* **Extracted data**
···
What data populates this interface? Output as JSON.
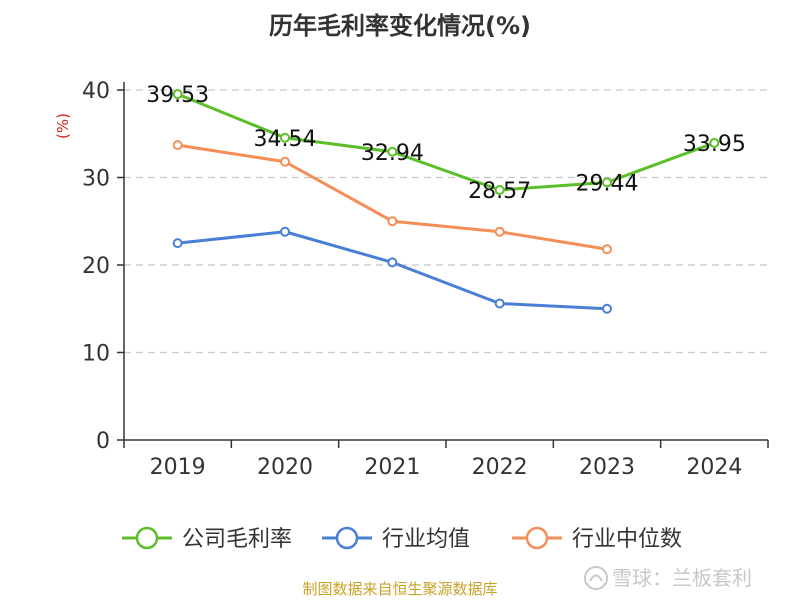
{
  "chart_data": {
    "type": "line",
    "title": "历年毛利率变化情况(%)",
    "ylabel": "(%)",
    "xlabel": "",
    "categories": [
      "2019",
      "2020",
      "2021",
      "2022",
      "2023",
      "2024"
    ],
    "ylim": [
      0,
      40
    ],
    "yticks": [
      0,
      10,
      20,
      30,
      40
    ],
    "grid": true,
    "legend_position": "bottom",
    "series": [
      {
        "name": "公司毛利率",
        "color": "#5cbf2a",
        "values": [
          39.53,
          34.54,
          32.94,
          28.57,
          29.44,
          33.95
        ],
        "labels": [
          "39.53",
          "34.54",
          "32.94",
          "28.57",
          "29.44",
          "33.95"
        ]
      },
      {
        "name": "行业均值",
        "color": "#4a7fd6",
        "values": [
          22.5,
          23.8,
          20.3,
          15.6,
          15.0,
          null
        ]
      },
      {
        "name": "行业中位数",
        "color": "#f58d57",
        "values": [
          33.7,
          31.8,
          25.0,
          23.8,
          21.8,
          null
        ]
      }
    ]
  },
  "source_text": "制图数据来自恒生聚源数据库",
  "source_color": "#c9a227",
  "ylabel_color": "#d62020",
  "watermark": {
    "icon": "snowball-logo-icon",
    "text": "雪球：兰板套利"
  }
}
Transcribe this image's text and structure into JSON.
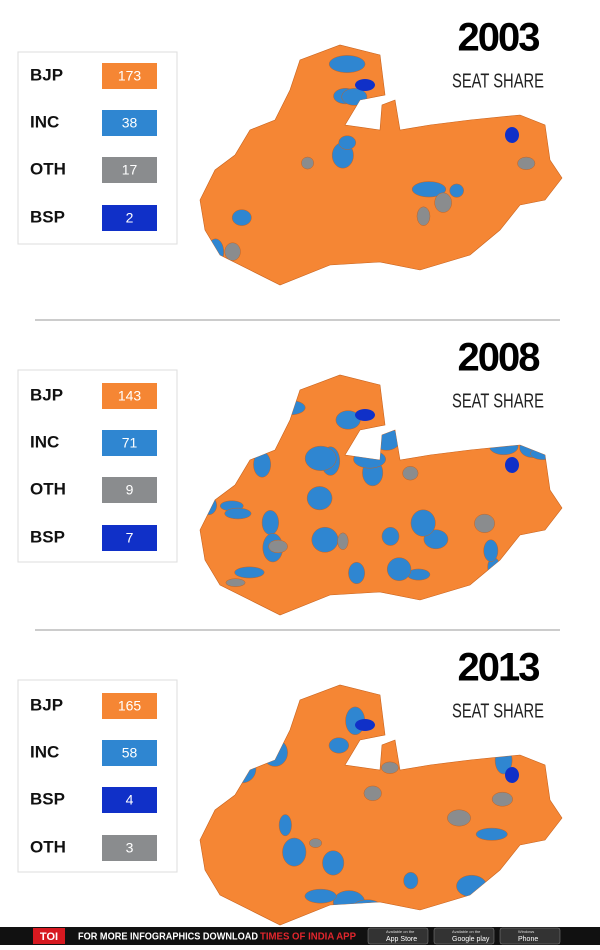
{
  "panels": [
    {
      "year": "2003",
      "subtitle": "SEAT SHARE",
      "rows": [
        {
          "party": "BJP",
          "seats": 173,
          "color": "#f58634"
        },
        {
          "party": "INC",
          "seats": 38,
          "color": "#2f86d1"
        },
        {
          "party": "OTH",
          "seats": 17,
          "color": "#8a8c8e"
        },
        {
          "party": "BSP",
          "seats": 2,
          "color": "#1030c8"
        }
      ]
    },
    {
      "year": "2008",
      "subtitle": "SEAT SHARE",
      "rows": [
        {
          "party": "BJP",
          "seats": 143,
          "color": "#f58634"
        },
        {
          "party": "INC",
          "seats": 71,
          "color": "#2f86d1"
        },
        {
          "party": "OTH",
          "seats": 9,
          "color": "#8a8c8e"
        },
        {
          "party": "BSP",
          "seats": 7,
          "color": "#1030c8"
        }
      ]
    },
    {
      "year": "2013",
      "subtitle": "SEAT SHARE",
      "rows": [
        {
          "party": "BJP",
          "seats": 165,
          "color": "#f58634"
        },
        {
          "party": "INC",
          "seats": 58,
          "color": "#2f86d1"
        },
        {
          "party": "BSP",
          "seats": 4,
          "color": "#1030c8"
        },
        {
          "party": "OTH",
          "seats": 3,
          "color": "#8a8c8e"
        }
      ]
    }
  ],
  "footer": {
    "brand": "TOI",
    "text": "FOR MORE  INFOGRAPHICS DOWNLOAD",
    "app": "TIMES OF INDIA  APP",
    "badges": [
      {
        "small": "Available on the",
        "big": "App Store"
      },
      {
        "small": "Available on the",
        "big": "Google play"
      },
      {
        "small": "Windows",
        "big": "Phone"
      }
    ]
  }
}
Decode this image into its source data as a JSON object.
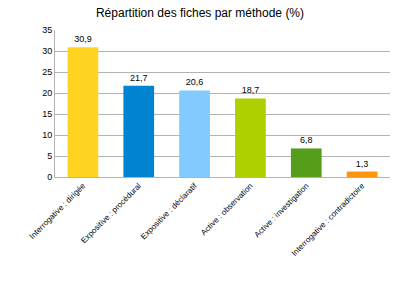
{
  "chart_data": {
    "type": "bar",
    "title": "Répartition des fiches par méthode (%)",
    "categories": [
      "Interrogative : dirigée",
      "Expositive : procédural",
      "Expositive : déclaratif",
      "Active : observation",
      "Active : investigation",
      "Interrogative : contradictoire"
    ],
    "values": [
      30.9,
      21.7,
      20.6,
      18.7,
      6.8,
      1.3
    ],
    "value_labels": [
      "30,9",
      "21,7",
      "20,6",
      "18,7",
      "6,8",
      "1,3"
    ],
    "colors": [
      "#ffd320",
      "#0084d1",
      "#83caff",
      "#aecf00",
      "#579d1c",
      "#ff950e"
    ],
    "ylim": [
      0,
      35
    ],
    "yticks": [
      0,
      5,
      10,
      15,
      20,
      25,
      30,
      35
    ],
    "grid": true,
    "data_labels": true
  }
}
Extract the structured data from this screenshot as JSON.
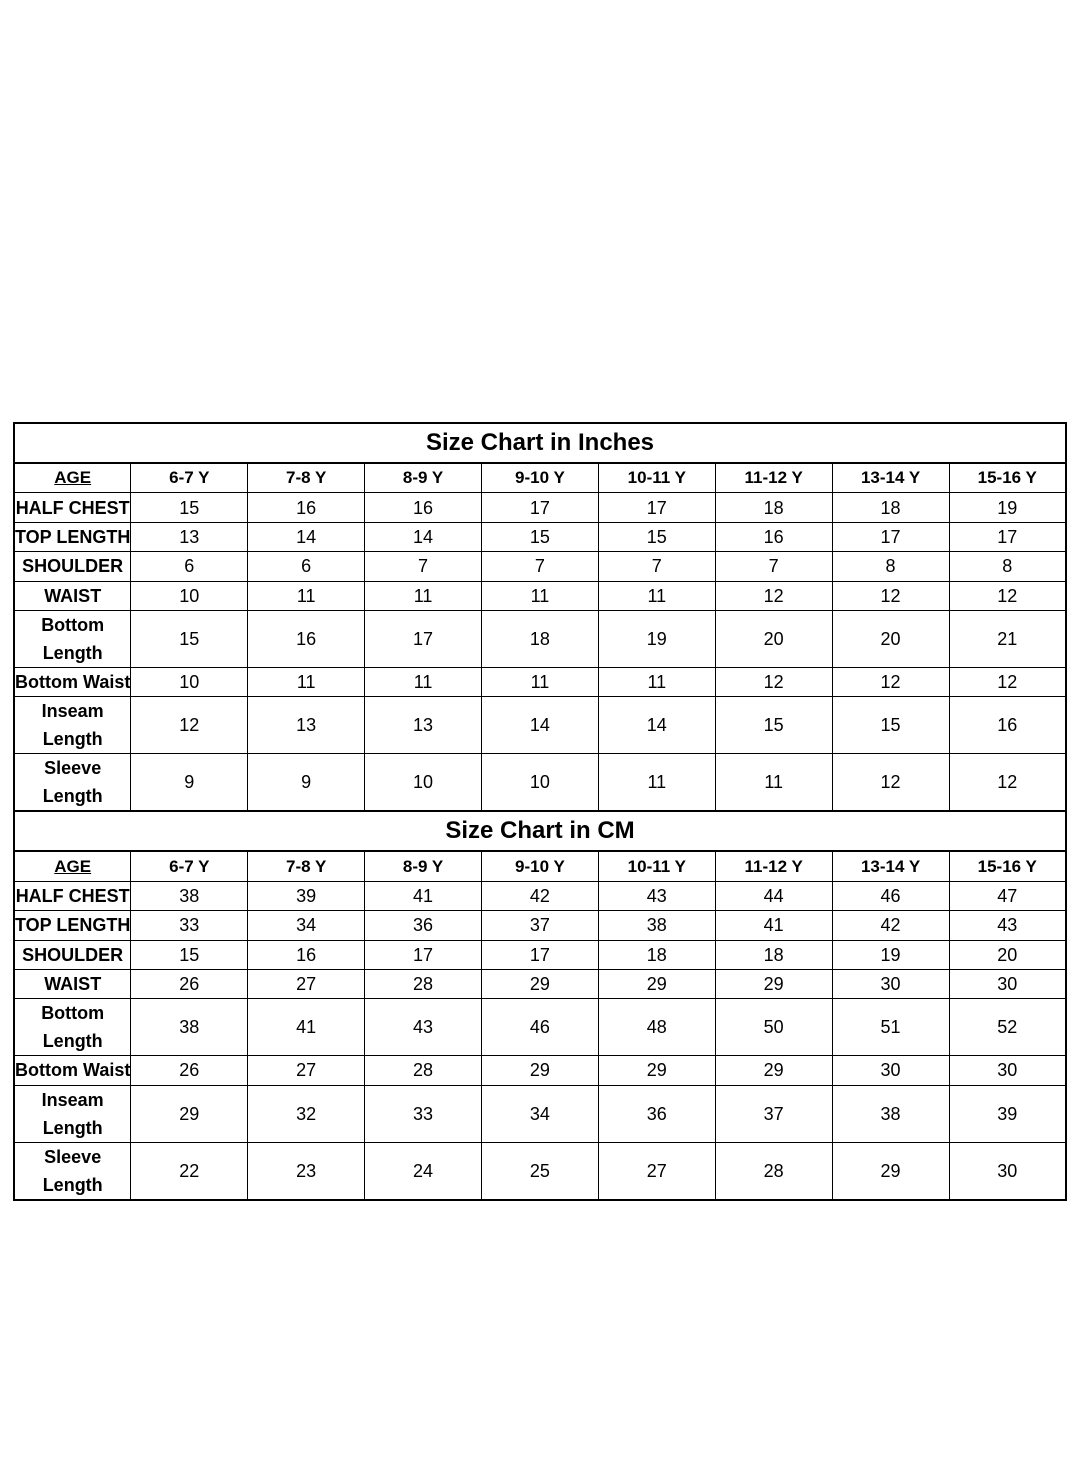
{
  "tables": [
    {
      "title": "Size Chart in Inches",
      "age_label": "AGE",
      "sizes": [
        "6-7 Y",
        "7-8 Y",
        "8-9 Y",
        "9-10 Y",
        "10-11 Y",
        "11-12 Y",
        "13-14 Y",
        "15-16 Y"
      ],
      "rows": [
        {
          "label": "HALF CHEST",
          "values": [
            "15",
            "16",
            "16",
            "17",
            "17",
            "18",
            "18",
            "19"
          ]
        },
        {
          "label": "TOP LENGTH",
          "values": [
            "13",
            "14",
            "14",
            "15",
            "15",
            "16",
            "17",
            "17"
          ]
        },
        {
          "label": "SHOULDER",
          "values": [
            "6",
            "6",
            "7",
            "7",
            "7",
            "7",
            "8",
            "8"
          ]
        },
        {
          "label": "WAIST",
          "values": [
            "10",
            "11",
            "11",
            "11",
            "11",
            "12",
            "12",
            "12"
          ]
        },
        {
          "label": "Bottom Length",
          "values": [
            "15",
            "16",
            "17",
            "18",
            "19",
            "20",
            "20",
            "21"
          ]
        },
        {
          "label": "Bottom Waist",
          "values": [
            "10",
            "11",
            "11",
            "11",
            "11",
            "12",
            "12",
            "12"
          ]
        },
        {
          "label": "Inseam Length",
          "values": [
            "12",
            "13",
            "13",
            "14",
            "14",
            "15",
            "15",
            "16"
          ]
        },
        {
          "label": "Sleeve Length",
          "values": [
            "9",
            "9",
            "10",
            "10",
            "11",
            "11",
            "12",
            "12"
          ]
        }
      ]
    },
    {
      "title": "Size Chart in CM",
      "age_label": "AGE",
      "sizes": [
        "6-7 Y",
        "7-8 Y",
        "8-9 Y",
        "9-10 Y",
        "10-11 Y",
        "11-12 Y",
        "13-14 Y",
        "15-16 Y"
      ],
      "rows": [
        {
          "label": "HALF CHEST",
          "values": [
            "38",
            "39",
            "41",
            "42",
            "43",
            "44",
            "46",
            "47"
          ]
        },
        {
          "label": "TOP LENGTH",
          "values": [
            "33",
            "34",
            "36",
            "37",
            "38",
            "41",
            "42",
            "43"
          ]
        },
        {
          "label": "SHOULDER",
          "values": [
            "15",
            "16",
            "17",
            "17",
            "18",
            "18",
            "19",
            "20"
          ]
        },
        {
          "label": "WAIST",
          "values": [
            "26",
            "27",
            "28",
            "29",
            "29",
            "29",
            "30",
            "30"
          ]
        },
        {
          "label": "Bottom Length",
          "values": [
            "38",
            "41",
            "43",
            "46",
            "48",
            "50",
            "51",
            "52"
          ]
        },
        {
          "label": "Bottom Waist",
          "values": [
            "26",
            "27",
            "28",
            "29",
            "29",
            "29",
            "30",
            "30"
          ]
        },
        {
          "label": "Inseam Length",
          "values": [
            "29",
            "32",
            "33",
            "34",
            "36",
            "37",
            "38",
            "39"
          ]
        },
        {
          "label": "Sleeve Length",
          "values": [
            "22",
            "23",
            "24",
            "25",
            "27",
            "28",
            "29",
            "30"
          ]
        }
      ]
    }
  ]
}
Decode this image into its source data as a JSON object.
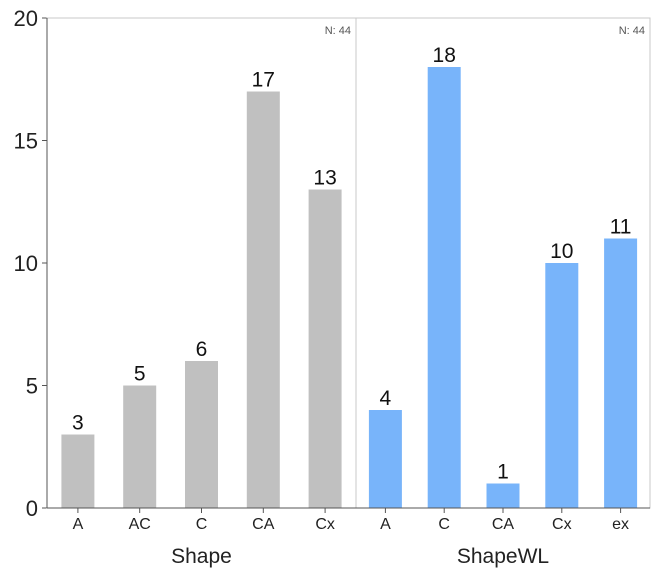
{
  "chart_data": {
    "type": "bar",
    "ylim": [
      0,
      20
    ],
    "yticks": [
      0,
      5,
      10,
      15,
      20
    ],
    "grid": false,
    "panels": [
      {
        "xlabel": "Shape",
        "n_label": "N: 44",
        "color": "#c0c0c0",
        "categories": [
          "A",
          "AC",
          "C",
          "CA",
          "Cx"
        ],
        "values": [
          3,
          5,
          6,
          17,
          13
        ]
      },
      {
        "xlabel": "ShapeWL",
        "n_label": "N: 44",
        "color": "#78b4fa",
        "categories": [
          "A",
          "C",
          "CA",
          "Cx",
          "ex"
        ],
        "values": [
          4,
          18,
          1,
          10,
          11
        ]
      }
    ]
  }
}
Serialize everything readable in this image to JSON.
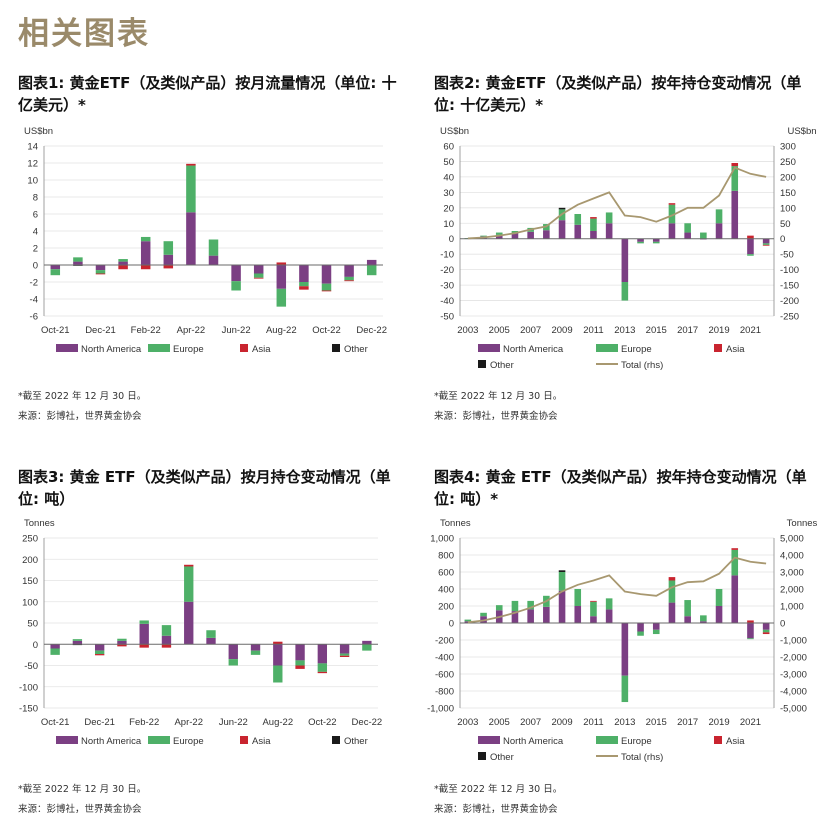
{
  "page_title": "相关图表",
  "charts": [
    {
      "id": "c1",
      "title": "图表1: 黄金ETF（及类似产品）按月流量情况（单位: 十亿美元）*",
      "footnote": "*截至 2022 年 12 月 30 日。",
      "source": "来源：彭博社，世界黄金协会",
      "chart_data": {
        "type": "bar",
        "stacked": true,
        "left_axis_unit": "US$bn",
        "ylim": [
          -6,
          14
        ],
        "yticks": [
          -6,
          -4,
          -2,
          0,
          2,
          4,
          6,
          8,
          10,
          12,
          14
        ],
        "x_tick_labels": [
          "Oct-21",
          "Dec-21",
          "Feb-22",
          "Apr-22",
          "Jun-22",
          "Aug-22",
          "Oct-22",
          "Dec-22"
        ],
        "categories": [
          "Oct-21",
          "Nov-21",
          "Dec-21",
          "Jan-22",
          "Feb-22",
          "Mar-22",
          "Apr-22",
          "May-22",
          "Jun-22",
          "Jul-22",
          "Aug-22",
          "Sep-22",
          "Oct-22",
          "Nov-22",
          "Dec-22"
        ],
        "series": [
          {
            "name": "North America",
            "values": [
              -0.5,
              0.4,
              -0.6,
              0.4,
              2.8,
              1.2,
              6.2,
              1.1,
              -1.9,
              -1.0,
              -2.8,
              -2.0,
              -2.2,
              -1.4,
              0.6
            ]
          },
          {
            "name": "Europe",
            "values": [
              -0.7,
              0.5,
              -0.4,
              0.3,
              0.5,
              1.6,
              5.5,
              1.9,
              -1.1,
              -0.5,
              -2.1,
              -0.5,
              -0.8,
              -0.4,
              -1.2
            ]
          },
          {
            "name": "Asia",
            "values": [
              0.0,
              0.0,
              -0.1,
              -0.5,
              -0.5,
              -0.4,
              0.2,
              0.0,
              0.0,
              -0.1,
              0.3,
              -0.4,
              -0.1,
              -0.1,
              0.0
            ]
          },
          {
            "name": "Other",
            "values": [
              0.0,
              -0.1,
              0.0,
              0.0,
              0.0,
              0.0,
              0.0,
              0.0,
              0.0,
              0.0,
              0.0,
              0.0,
              0.0,
              0.0,
              0.0
            ]
          }
        ]
      }
    },
    {
      "id": "c2",
      "title": "图表2: 黄金ETF（及类似产品）按年持仓变动情况（单位: 十亿美元）*",
      "footnote": "*截至 2022 年 12 月 30 日。",
      "source": "来源：彭博社，世界黄金协会",
      "chart_data": {
        "type": "bar",
        "stacked": true,
        "left_axis_unit": "US$bn",
        "right_axis_unit": "US$bn",
        "ylim": [
          -50,
          60
        ],
        "yticks": [
          -50,
          -40,
          -30,
          -20,
          -10,
          0,
          10,
          20,
          30,
          40,
          50,
          60
        ],
        "y2lim": [
          -250,
          300
        ],
        "y2ticks": [
          -250,
          -200,
          -150,
          -100,
          -50,
          0,
          50,
          100,
          150,
          200,
          250,
          300
        ],
        "x_tick_labels": [
          "2003",
          "2005",
          "2007",
          "2009",
          "2011",
          "2013",
          "2015",
          "2017",
          "2019",
          "2021"
        ],
        "categories": [
          "2003",
          "2004",
          "2005",
          "2006",
          "2007",
          "2008",
          "2009",
          "2010",
          "2011",
          "2012",
          "2013",
          "2014",
          "2015",
          "2016",
          "2017",
          "2018",
          "2019",
          "2020",
          "2021",
          "2022"
        ],
        "series": [
          {
            "name": "North America",
            "values": [
              0.2,
              1.5,
              2.5,
              3.5,
              4.5,
              5.5,
              12,
              9,
              5,
              10,
              -28,
              -2,
              -2,
              10,
              4,
              -0.5,
              10,
              31,
              -10,
              -3
            ]
          },
          {
            "name": "Europe",
            "values": [
              0.2,
              0.5,
              1.5,
              1.5,
              2.5,
              4,
              7,
              7,
              8,
              7,
              -12,
              -1,
              -1,
              12,
              6,
              4,
              9,
              16,
              -1,
              -1
            ]
          },
          {
            "name": "Asia",
            "values": [
              0,
              0,
              0,
              0,
              0,
              0,
              0,
              0,
              1,
              0,
              0,
              0,
              0,
              1,
              0,
              0,
              0,
              2,
              2,
              -0.5
            ]
          },
          {
            "name": "Other",
            "values": [
              0,
              0,
              0,
              0,
              0,
              0,
              1,
              0,
              0,
              0,
              0,
              0,
              0,
              0,
              0,
              0,
              0,
              0,
              0,
              0
            ]
          }
        ],
        "line": {
          "name": "Total (rhs)",
          "values": [
            1,
            4,
            10,
            18,
            30,
            40,
            80,
            110,
            130,
            150,
            75,
            70,
            55,
            75,
            100,
            100,
            140,
            230,
            210,
            200
          ]
        }
      }
    },
    {
      "id": "c3",
      "title": "图表3: 黄金 ETF（及类似产品）按月持仓变动情况（单位: 吨）",
      "footnote": "*截至 2022 年 12 月 30 日。",
      "source": "来源：彭博社，世界黄金协会",
      "chart_data": {
        "type": "bar",
        "stacked": true,
        "left_axis_unit": "Tonnes",
        "ylim": [
          -150,
          250
        ],
        "yticks": [
          -150,
          -100,
          -50,
          0,
          50,
          100,
          150,
          200,
          250
        ],
        "x_tick_labels": [
          "Oct-21",
          "Dec-21",
          "Feb-22",
          "Apr-22",
          "Jun-22",
          "Aug-22",
          "Oct-22",
          "Dec-22"
        ],
        "categories": [
          "Oct-21",
          "Nov-21",
          "Dec-21",
          "Jan-22",
          "Feb-22",
          "Mar-22",
          "Apr-22",
          "May-22",
          "Jun-22",
          "Jul-22",
          "Aug-22",
          "Sep-22",
          "Oct-22",
          "Nov-22",
          "Dec-22"
        ],
        "series": [
          {
            "name": "North America",
            "values": [
              -10,
              8,
              -15,
              8,
              48,
              20,
              100,
              15,
              -35,
              -15,
              -50,
              -38,
              -45,
              -22,
              8
            ]
          },
          {
            "name": "Europe",
            "values": [
              -15,
              4,
              -8,
              5,
              8,
              25,
              83,
              18,
              -15,
              -10,
              -40,
              -12,
              -20,
              -5,
              -15
            ]
          },
          {
            "name": "Asia",
            "values": [
              0,
              0,
              -3,
              -5,
              -8,
              -8,
              4,
              0,
              0,
              0,
              6,
              -8,
              -3,
              -3,
              0
            ]
          },
          {
            "name": "Other",
            "values": [
              0,
              -2,
              0,
              0,
              0,
              0,
              0,
              0,
              0,
              0,
              0,
              0,
              0,
              0,
              0
            ]
          }
        ]
      }
    },
    {
      "id": "c4",
      "title": "图表4: 黄金 ETF（及类似产品）按年持仓变动情况（单位: 吨）*",
      "footnote": "*截至 2022 年 12 月 30 日。",
      "source": "来源：彭博社，世界黄金协会",
      "chart_data": {
        "type": "bar",
        "stacked": true,
        "left_axis_unit": "Tonnes",
        "right_axis_unit": "Tonnes",
        "ylim": [
          -1000,
          1000
        ],
        "yticks": [
          -1000,
          -800,
          -600,
          -400,
          -200,
          0,
          200,
          400,
          600,
          800,
          1000
        ],
        "y2lim": [
          -5000,
          5000
        ],
        "y2ticks": [
          -5000,
          -4000,
          -3000,
          -2000,
          -1000,
          0,
          1000,
          2000,
          3000,
          4000,
          5000
        ],
        "x_tick_labels": [
          "2003",
          "2005",
          "2007",
          "2009",
          "2011",
          "2013",
          "2015",
          "2017",
          "2019",
          "2021"
        ],
        "categories": [
          "2003",
          "2004",
          "2005",
          "2006",
          "2007",
          "2008",
          "2009",
          "2010",
          "2011",
          "2012",
          "2013",
          "2014",
          "2015",
          "2016",
          "2017",
          "2018",
          "2019",
          "2020",
          "2021",
          "2022"
        ],
        "series": [
          {
            "name": "North America",
            "values": [
              20,
              80,
              150,
              140,
              160,
              190,
              380,
              200,
              80,
              160,
              -620,
              -100,
              -80,
              240,
              80,
              20,
              200,
              560,
              -180,
              -80
            ]
          },
          {
            "name": "Europe",
            "values": [
              20,
              40,
              60,
              120,
              100,
              130,
              220,
              200,
              170,
              130,
              -310,
              -50,
              -50,
              260,
              190,
              70,
              200,
              300,
              -10,
              -30
            ]
          },
          {
            "name": "Asia",
            "values": [
              0,
              0,
              0,
              0,
              0,
              0,
              0,
              0,
              10,
              0,
              0,
              0,
              0,
              40,
              0,
              0,
              0,
              20,
              30,
              -20
            ]
          },
          {
            "name": "Other",
            "values": [
              0,
              0,
              0,
              0,
              0,
              0,
              20,
              0,
              0,
              0,
              0,
              0,
              0,
              0,
              0,
              0,
              0,
              0,
              0,
              0
            ]
          }
        ],
        "line": {
          "name": "Total (rhs)",
          "values": [
            40,
            150,
            350,
            600,
            900,
            1280,
            1860,
            2250,
            2500,
            2800,
            1850,
            1700,
            1600,
            2100,
            2400,
            2450,
            2900,
            3850,
            3600,
            3500
          ]
        }
      }
    }
  ],
  "colors": {
    "North America": "#7b3f83",
    "Europe": "#4eb068",
    "Asia": "#c9242f",
    "Other": "#1a1a1a",
    "Total (rhs)": "#a89870",
    "grid": "#e3e3e3",
    "axis": "#8a8a8a"
  }
}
···
* **Task prompt**
Copy out each line of the data where the string "及类似产品" appears.

* **Written response**
      "title": "图表1: 黄金ETF（及类似产品）按月流量情况（单位: 十亿美元）*",
      "title": "图表2: 黄金ETF（及类似产品）按年持仓变动情况（单位: 十亿美元）*",
      "title": "图表3: 黄金 ETF（及类似产品）按月持仓变动情况（单位: 吨）",
      "title": "图表4: 黄金 ETF（及类似产品）按年持仓变动情况（单位: 吨）*",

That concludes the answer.